- EXERCISE BRIEF
How many lines of these records hold the string "Automatic"? Reply with the number alone.

- PROVIDED ENTRIES
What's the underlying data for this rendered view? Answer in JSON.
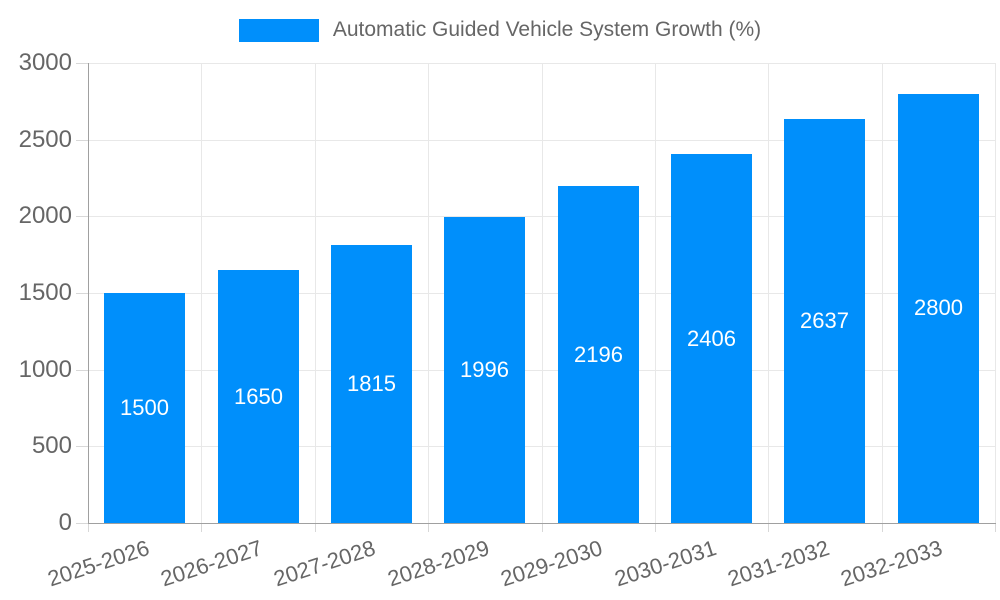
{
  "chart_data": {
    "type": "bar",
    "title": "Automatic Guided Vehicle System Growth (%)",
    "legend_position": "top",
    "categories": [
      "2025-2026",
      "2026-2027",
      "2027-2028",
      "2028-2029",
      "2029-2030",
      "2030-2031",
      "2031-2032",
      "2032-2033"
    ],
    "series": [
      {
        "name": "Automatic Guided Vehicle System Growth (%)",
        "values": [
          1500,
          1650,
          1815,
          1996,
          2196,
          2406,
          2637,
          2800
        ]
      }
    ],
    "value_labels": [
      "1500",
      "1650",
      "1815",
      "1996",
      "2196",
      "2406",
      "2637",
      "2800"
    ],
    "xlabel": "",
    "ylabel": "",
    "ylim": [
      0,
      3000
    ],
    "yticks": [
      0,
      500,
      1000,
      1500,
      2000,
      2500,
      3000
    ],
    "grid": true,
    "x_label_rotation_deg": -18,
    "colors": {
      "bar": "#008ffb",
      "value_label": "#ffffff",
      "axis_text": "#666666",
      "gridline": "#e8e8e8",
      "axis_line": "#a0a0a0",
      "background": "#ffffff"
    }
  }
}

- TASK RESULT
2